** START **

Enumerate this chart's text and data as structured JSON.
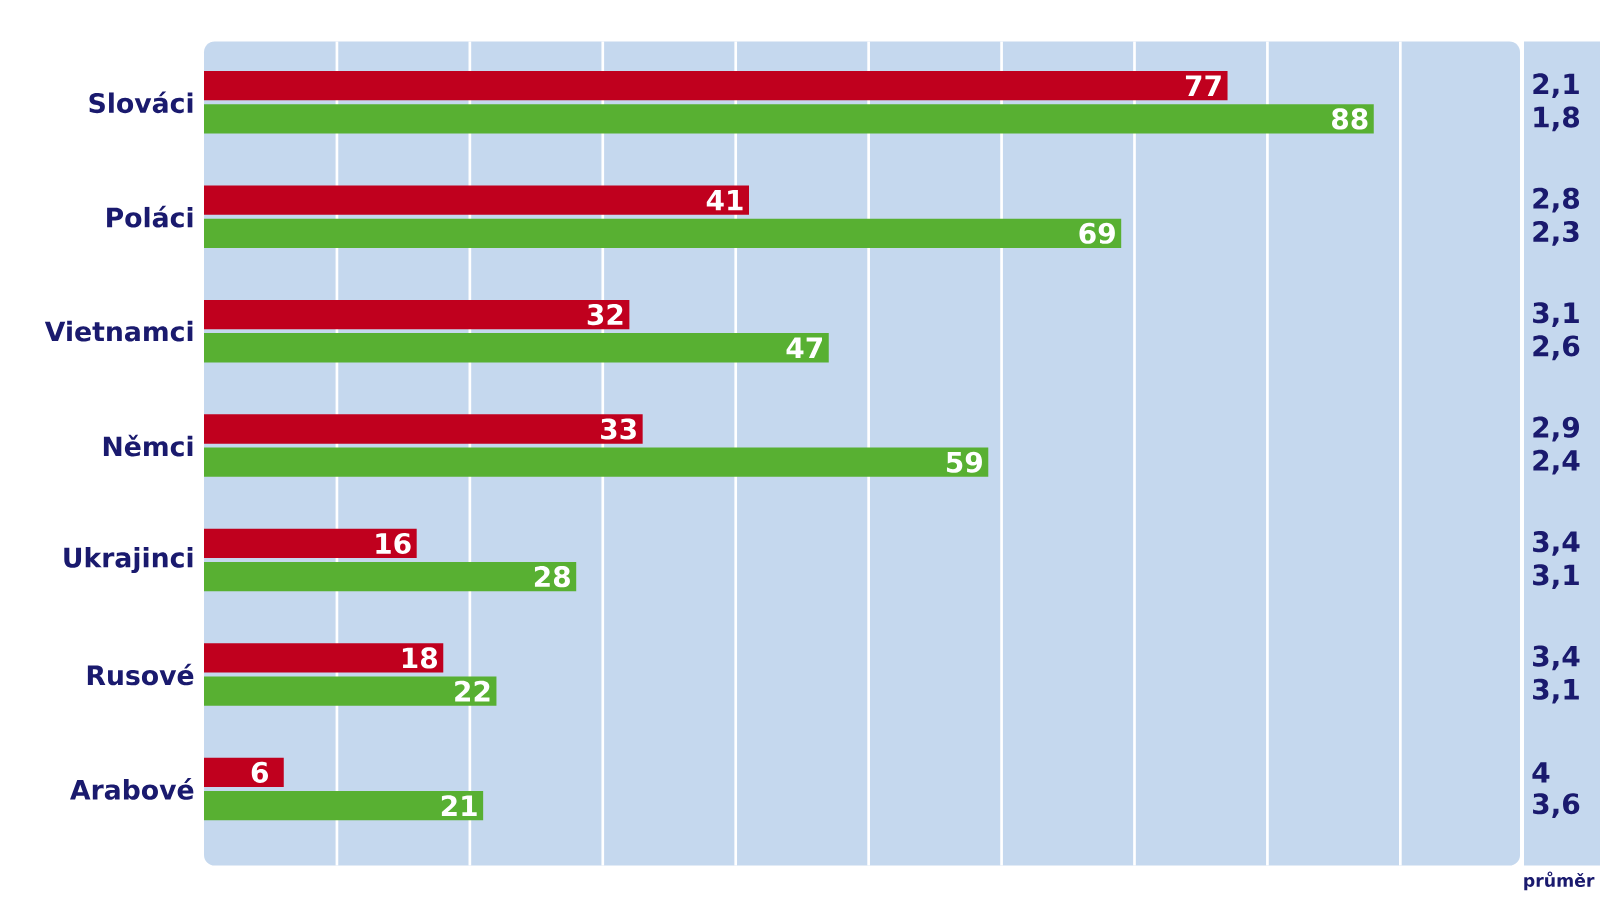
{
  "chart_data": {
    "type": "bar",
    "orientation": "horizontal",
    "categories": [
      "Slováci",
      "Poláci",
      "Vietnamci",
      "Němci",
      "Ukrajinci",
      "Rusové",
      "Arabové"
    ],
    "series": [
      {
        "color": "#c0001e",
        "values": [
          77,
          41,
          32,
          33,
          16,
          18,
          6
        ]
      },
      {
        "color": "#58b032",
        "values": [
          88,
          69,
          47,
          59,
          28,
          22,
          21
        ]
      }
    ],
    "xlim": [
      0,
      99
    ],
    "xticks": [
      {
        "value": 10,
        "label": null
      },
      {
        "value": 20,
        "label": null
      },
      {
        "value": 30,
        "label": null
      },
      {
        "value": 40,
        "label": null
      },
      {
        "value": 50,
        "label": null
      },
      {
        "value": 60,
        "label": null
      },
      {
        "value": 70,
        "label": null
      },
      {
        "value": 80,
        "label": null
      },
      {
        "value": 90,
        "label": null
      }
    ],
    "grid": "x",
    "tick_labels": "y",
    "data_labels": true,
    "annotations": [
      "2,1",
      "1,8",
      "2,8",
      "2,3",
      "3,1",
      "2,6",
      "2,9",
      "2,4",
      "3,4",
      "3,1",
      "3,4",
      "3,1",
      "4",
      "3,6",
      "průměr"
    ]
  }
}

** END **

▸ The exercise: All entries must be written out again exactly as given, with no pictures in the copy.

▸ Result of the task:
Enumerate this chart's text and data as structured JSON.
{
  "chart_data": {
    "type": "bar",
    "orientation": "horizontal",
    "categories": [
      "Slováci",
      "Poláci",
      "Vietnamci",
      "Němci",
      "Ukrajinci",
      "Rusové",
      "Arabové"
    ],
    "series": [
      {
        "color": "#c0001e",
        "values": [
          77,
          41,
          32,
          33,
          16,
          18,
          6
        ]
      },
      {
        "color": "#58b032",
        "values": [
          88,
          69,
          47,
          59,
          28,
          22,
          21
        ]
      }
    ],
    "xlim": [
      0,
      99
    ],
    "xticks": [
      {
        "value": 10,
        "label": null
      },
      {
        "value": 20,
        "label": null
      },
      {
        "value": 30,
        "label": null
      },
      {
        "value": 40,
        "label": null
      },
      {
        "value": 50,
        "label": null
      },
      {
        "value": 60,
        "label": null
      },
      {
        "value": 70,
        "label": null
      },
      {
        "value": 80,
        "label": null
      },
      {
        "value": 90,
        "label": null
      }
    ],
    "grid": "x",
    "tick_labels": "y",
    "data_labels": true,
    "annotations": [
      "2,1",
      "1,8",
      "2,8",
      "2,3",
      "3,1",
      "2,6",
      "2,9",
      "2,4",
      "3,4",
      "3,1",
      "3,4",
      "3,1",
      "4",
      "3,6",
      "průměr"
    ]
  }
}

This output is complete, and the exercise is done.